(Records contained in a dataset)
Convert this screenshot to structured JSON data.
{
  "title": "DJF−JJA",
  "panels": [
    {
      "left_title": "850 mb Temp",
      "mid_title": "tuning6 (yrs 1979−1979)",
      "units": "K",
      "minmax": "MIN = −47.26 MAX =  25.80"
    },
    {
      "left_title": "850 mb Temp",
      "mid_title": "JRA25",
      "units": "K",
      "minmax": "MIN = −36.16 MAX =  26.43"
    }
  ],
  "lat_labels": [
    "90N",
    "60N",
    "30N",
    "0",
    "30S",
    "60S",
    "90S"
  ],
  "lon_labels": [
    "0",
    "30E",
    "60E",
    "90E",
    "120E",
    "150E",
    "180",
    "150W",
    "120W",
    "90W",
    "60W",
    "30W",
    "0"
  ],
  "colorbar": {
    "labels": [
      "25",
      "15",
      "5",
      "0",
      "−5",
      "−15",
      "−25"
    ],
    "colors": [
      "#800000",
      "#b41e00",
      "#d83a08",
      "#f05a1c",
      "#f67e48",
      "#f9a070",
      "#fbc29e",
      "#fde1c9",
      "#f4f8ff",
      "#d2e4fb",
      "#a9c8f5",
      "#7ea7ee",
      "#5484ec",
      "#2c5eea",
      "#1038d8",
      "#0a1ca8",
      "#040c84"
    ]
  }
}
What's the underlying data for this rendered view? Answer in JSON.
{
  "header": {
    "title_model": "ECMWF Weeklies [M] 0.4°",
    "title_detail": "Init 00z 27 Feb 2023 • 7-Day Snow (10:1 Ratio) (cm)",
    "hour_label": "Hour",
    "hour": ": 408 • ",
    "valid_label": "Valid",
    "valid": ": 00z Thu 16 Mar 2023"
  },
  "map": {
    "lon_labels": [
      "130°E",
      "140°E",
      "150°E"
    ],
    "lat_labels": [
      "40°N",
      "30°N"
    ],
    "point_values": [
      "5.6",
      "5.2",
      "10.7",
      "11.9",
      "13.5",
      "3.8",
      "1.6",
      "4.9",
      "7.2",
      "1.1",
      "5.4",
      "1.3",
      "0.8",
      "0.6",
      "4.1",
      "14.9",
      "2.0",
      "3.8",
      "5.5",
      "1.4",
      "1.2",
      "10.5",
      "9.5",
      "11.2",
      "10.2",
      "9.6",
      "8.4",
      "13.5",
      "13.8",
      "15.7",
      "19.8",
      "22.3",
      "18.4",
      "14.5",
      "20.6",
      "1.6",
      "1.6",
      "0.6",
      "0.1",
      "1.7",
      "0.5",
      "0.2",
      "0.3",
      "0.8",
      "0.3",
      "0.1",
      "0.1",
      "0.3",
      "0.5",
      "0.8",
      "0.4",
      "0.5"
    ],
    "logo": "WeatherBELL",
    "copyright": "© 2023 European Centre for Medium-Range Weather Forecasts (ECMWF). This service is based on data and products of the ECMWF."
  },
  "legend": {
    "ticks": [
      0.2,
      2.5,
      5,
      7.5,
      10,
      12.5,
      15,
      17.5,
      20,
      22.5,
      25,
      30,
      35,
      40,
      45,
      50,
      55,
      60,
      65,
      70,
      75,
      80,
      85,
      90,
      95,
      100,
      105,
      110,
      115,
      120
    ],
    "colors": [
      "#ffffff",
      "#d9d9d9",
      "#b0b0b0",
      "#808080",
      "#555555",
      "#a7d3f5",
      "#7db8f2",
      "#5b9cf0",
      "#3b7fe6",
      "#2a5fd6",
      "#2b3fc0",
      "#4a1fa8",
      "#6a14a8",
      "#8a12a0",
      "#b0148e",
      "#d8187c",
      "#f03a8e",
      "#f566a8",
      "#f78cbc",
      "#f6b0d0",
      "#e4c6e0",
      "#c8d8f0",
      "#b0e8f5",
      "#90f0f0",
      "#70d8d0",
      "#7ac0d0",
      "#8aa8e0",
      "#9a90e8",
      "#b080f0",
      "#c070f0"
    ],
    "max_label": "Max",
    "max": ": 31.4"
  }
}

■ WRITTEN PROBLEM ■
Restate every record exactly, leaving nothing out.

■ THE RESPONSE ■
Convert this screenshot to structured JSON data.
{
  "title": "DJF−JJA",
  "panels": [
    {
      "left_title": "850 mb Temp",
      "mid_title": "tuning6 (yrs 1979−1979)",
      "units": "K",
      "minmax": "MIN = −47.26 MAX =  25.80"
    },
    {
      "left_title": "850 mb Temp",
      "mid_title": "JRA25",
      "units": "K",
      "minmax": "MIN = −36.16 MAX =  26.43"
    }
  ],
  "lat_labels": [
    "90N",
    "60N",
    "30N",
    "0",
    "30S",
    "60S",
    "90S"
  ],
  "lon_labels": [
    "0",
    "30E",
    "60E",
    "90E",
    "120E",
    "150E",
    "180",
    "150W",
    "120W",
    "90W",
    "60W",
    "30W",
    "0"
  ],
  "colorbar": {
    "labels": [
      "25",
      "15",
      "5",
      "0",
      "−5",
      "−15",
      "−25"
    ],
    "colors": [
      "#800000",
      "#b41e00",
      "#d83a08",
      "#f05a1c",
      "#f67e48",
      "#f9a070",
      "#fbc29e",
      "#fde1c9",
      "#f4f8ff",
      "#d2e4fb",
      "#a9c8f5",
      "#7ea7ee",
      "#5484ec",
      "#2c5eea",
      "#1038d8",
      "#0a1ca8",
      "#040c84"
    ]
  }
}
What's the underlying data for this rendered view? Answer in JSON.
{
  "header": {
    "title_model": "ECMWF Weeklies [M] 0.4°",
    "title_detail": "Init 00z 27 Feb 2023 • 7-Day Snow (10:1 Ratio) (cm)",
    "hour_label": "Hour",
    "hour": ": 408 • ",
    "valid_label": "Valid",
    "valid": ": 00z Thu 16 Mar 2023"
  },
  "map": {
    "lon_labels": [
      "130°E",
      "140°E",
      "150°E"
    ],
    "lat_labels": [
      "40°N",
      "30°N"
    ],
    "point_values": [
      "5.6",
      "5.2",
      "10.7",
      "11.9",
      "13.5",
      "3.8",
      "1.6",
      "4.9",
      "7.2",
      "1.1",
      "5.4",
      "1.3",
      "0.8",
      "0.6",
      "4.1",
      "14.9",
      "2.0",
      "3.8",
      "5.5",
      "1.4",
      "1.2",
      "10.5",
      "9.5",
      "11.2",
      "10.2",
      "9.6",
      "8.4",
      "13.5",
      "13.8",
      "15.7",
      "19.8",
      "22.3",
      "18.4",
      "14.5",
      "20.6",
      "1.6",
      "1.6",
      "0.6",
      "0.1",
      "1.7",
      "0.5",
      "0.2",
      "0.3",
      "0.8",
      "0.3",
      "0.1",
      "0.1",
      "0.3",
      "0.5",
      "0.8",
      "0.4",
      "0.5"
    ],
    "logo": "WeatherBELL",
    "copyright": "© 2023 European Centre for Medium-Range Weather Forecasts (ECMWF). This service is based on data and products of the ECMWF."
  },
  "legend": {
    "ticks": [
      0.2,
      2.5,
      5,
      7.5,
      10,
      12.5,
      15,
      17.5,
      20,
      22.5,
      25,
      30,
      35,
      40,
      45,
      50,
      55,
      60,
      65,
      70,
      75,
      80,
      85,
      90,
      95,
      100,
      105,
      110,
      115,
      120
    ],
    "colors": [
      "#ffffff",
      "#d9d9d9",
      "#b0b0b0",
      "#808080",
      "#555555",
      "#a7d3f5",
      "#7db8f2",
      "#5b9cf0",
      "#3b7fe6",
      "#2a5fd6",
      "#2b3fc0",
      "#4a1fa8",
      "#6a14a8",
      "#8a12a0",
      "#b0148e",
      "#d8187c",
      "#f03a8e",
      "#f566a8",
      "#f78cbc",
      "#f6b0d0",
      "#e4c6e0",
      "#c8d8f0",
      "#b0e8f5",
      "#90f0f0",
      "#70d8d0",
      "#7ac0d0",
      "#8aa8e0",
      "#9a90e8",
      "#b080f0",
      "#c070f0"
    ],
    "max_label": "Max",
    "max": ": 31.4"
  }
}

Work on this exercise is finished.